• **TASK DESCRIPTION**
Look through the records below, count the lines with the word "left", and reply with only the number.

• **TASK DATA**
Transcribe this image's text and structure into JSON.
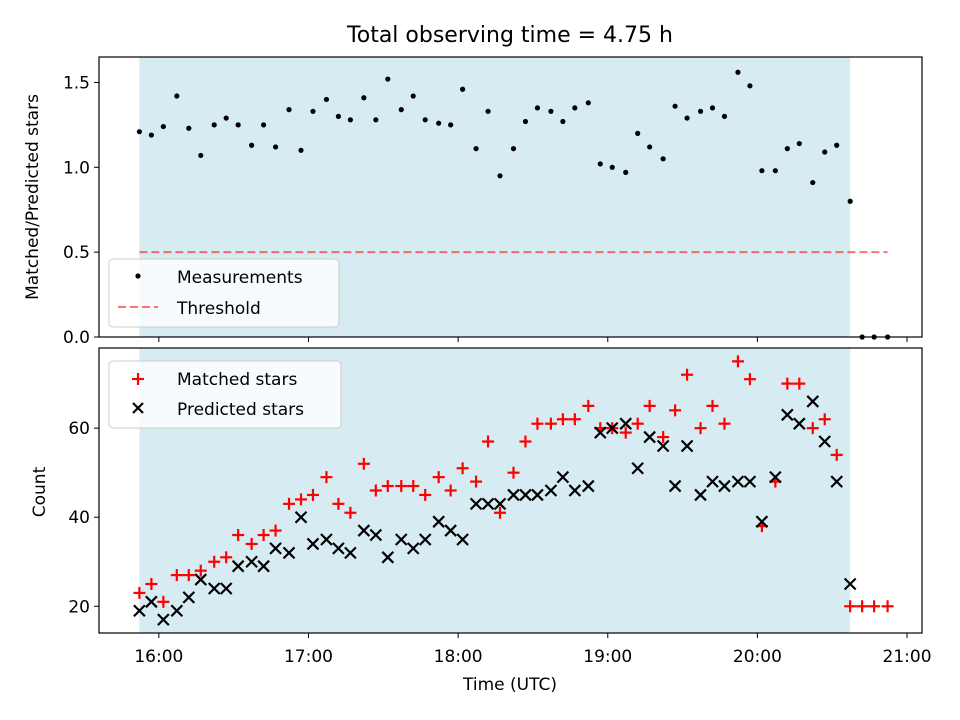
{
  "title": "Total observing time = 4.75 h",
  "colors": {
    "shade": "#add8e6",
    "measurement": "#000000",
    "threshold": "#ff0000",
    "matched": "#ff0000",
    "predicted": "#000000"
  },
  "chart_data": [
    {
      "type": "scatter",
      "panel": "top",
      "title": "Total observing time = 4.75 h",
      "xlabel": "",
      "ylabel": "Matched/Predicted stars",
      "xlim": [
        15.6,
        21.1
      ],
      "ylim": [
        0,
        1.65
      ],
      "yticks": [
        0.0,
        0.5,
        1.0,
        1.5
      ],
      "ytick_labels": [
        "0.0",
        "0.5",
        "1.0",
        "1.5"
      ],
      "xticks": [
        16,
        17,
        18,
        19,
        20,
        21
      ],
      "xtick_labels": [],
      "observing_window": [
        15.87,
        20.62
      ],
      "legend_position": "lower-left",
      "threshold": {
        "name": "Threshold",
        "x": [
          15.87,
          20.87
        ],
        "value": 0.5,
        "style": "dashed"
      },
      "series": [
        {
          "name": "Measurements",
          "marker": "dot",
          "x": [
            15.87,
            15.95,
            16.03,
            16.12,
            16.2,
            16.28,
            16.37,
            16.45,
            16.53,
            16.62,
            16.7,
            16.78,
            16.87,
            16.95,
            17.03,
            17.12,
            17.2,
            17.28,
            17.37,
            17.45,
            17.53,
            17.62,
            17.7,
            17.78,
            17.87,
            17.95,
            18.03,
            18.12,
            18.2,
            18.28,
            18.37,
            18.45,
            18.53,
            18.62,
            18.7,
            18.78,
            18.87,
            18.95,
            19.03,
            19.12,
            19.2,
            19.28,
            19.37,
            19.45,
            19.53,
            19.62,
            19.7,
            19.78,
            19.87,
            19.95,
            20.03,
            20.12,
            20.2,
            20.28,
            20.37,
            20.45,
            20.53,
            20.62,
            20.7,
            20.78,
            20.87
          ],
          "values": [
            1.21,
            1.19,
            1.24,
            1.42,
            1.23,
            1.07,
            1.25,
            1.29,
            1.25,
            1.13,
            1.25,
            1.12,
            1.34,
            1.1,
            1.33,
            1.4,
            1.3,
            1.28,
            1.41,
            1.28,
            1.52,
            1.34,
            1.42,
            1.28,
            1.26,
            1.25,
            1.46,
            1.11,
            1.33,
            0.95,
            1.11,
            1.27,
            1.35,
            1.33,
            1.27,
            1.35,
            1.38,
            1.02,
            1.0,
            0.97,
            1.2,
            1.12,
            1.05,
            1.36,
            1.29,
            1.33,
            1.35,
            1.3,
            1.56,
            1.48,
            0.98,
            0.98,
            1.11,
            1.14,
            0.91,
            1.09,
            1.13,
            0.8,
            0.0,
            0.0,
            0.0
          ]
        }
      ]
    },
    {
      "type": "scatter",
      "panel": "bottom",
      "xlabel": "Time (UTC)",
      "ylabel": "Count",
      "xlim": [
        15.6,
        21.1
      ],
      "ylim": [
        14,
        78
      ],
      "yticks": [
        20,
        40,
        60
      ],
      "ytick_labels": [
        "20",
        "40",
        "60"
      ],
      "xticks": [
        16,
        17,
        18,
        19,
        20,
        21
      ],
      "xtick_labels": [
        "16:00",
        "17:00",
        "18:00",
        "19:00",
        "20:00",
        "21:00"
      ],
      "observing_window": [
        15.87,
        20.62
      ],
      "legend_position": "upper-left",
      "series": [
        {
          "name": "Matched stars",
          "marker": "plus",
          "x": [
            15.87,
            15.95,
            16.03,
            16.12,
            16.2,
            16.28,
            16.37,
            16.45,
            16.53,
            16.62,
            16.7,
            16.78,
            16.87,
            16.95,
            17.03,
            17.12,
            17.2,
            17.28,
            17.37,
            17.45,
            17.53,
            17.62,
            17.7,
            17.78,
            17.87,
            17.95,
            18.03,
            18.12,
            18.2,
            18.28,
            18.37,
            18.45,
            18.53,
            18.62,
            18.7,
            18.78,
            18.87,
            18.95,
            19.03,
            19.12,
            19.2,
            19.28,
            19.37,
            19.45,
            19.53,
            19.62,
            19.7,
            19.78,
            19.87,
            19.95,
            20.03,
            20.12,
            20.2,
            20.28,
            20.37,
            20.45,
            20.53,
            20.62,
            20.7,
            20.78,
            20.87
          ],
          "values": [
            23,
            25,
            21,
            27,
            27,
            28,
            30,
            31,
            36,
            34,
            36,
            37,
            43,
            44,
            45,
            49,
            43,
            41,
            52,
            46,
            47,
            47,
            47,
            45,
            49,
            46,
            51,
            48,
            57,
            41,
            50,
            57,
            61,
            61,
            62,
            62,
            65,
            60,
            60,
            59,
            61,
            65,
            58,
            64,
            72,
            60,
            65,
            61,
            75,
            71,
            38,
            48,
            70,
            70,
            60,
            62,
            54,
            20,
            20,
            20,
            20
          ]
        },
        {
          "name": "Predicted stars",
          "marker": "x",
          "x": [
            15.87,
            15.95,
            16.03,
            16.12,
            16.2,
            16.28,
            16.37,
            16.45,
            16.53,
            16.62,
            16.7,
            16.78,
            16.87,
            16.95,
            17.03,
            17.12,
            17.2,
            17.28,
            17.37,
            17.45,
            17.53,
            17.62,
            17.7,
            17.78,
            17.87,
            17.95,
            18.03,
            18.12,
            18.2,
            18.28,
            18.37,
            18.45,
            18.53,
            18.62,
            18.7,
            18.78,
            18.87,
            18.95,
            19.03,
            19.12,
            19.2,
            19.28,
            19.37,
            19.45,
            19.53,
            19.62,
            19.7,
            19.78,
            19.87,
            19.95,
            20.03,
            20.12,
            20.2,
            20.28,
            20.37,
            20.45,
            20.53,
            20.62
          ],
          "values": [
            19,
            21,
            17,
            19,
            22,
            26,
            24,
            24,
            29,
            30,
            29,
            33,
            32,
            40,
            34,
            35,
            33,
            32,
            37,
            36,
            31,
            35,
            33,
            35,
            39,
            37,
            35,
            43,
            43,
            43,
            45,
            45,
            45,
            46,
            49,
            46,
            47,
            59,
            60,
            61,
            51,
            58,
            56,
            47,
            56,
            45,
            48,
            47,
            48,
            48,
            39,
            49,
            63,
            61,
            66,
            57,
            48,
            25
          ]
        }
      ]
    }
  ]
}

• **RESULT**
2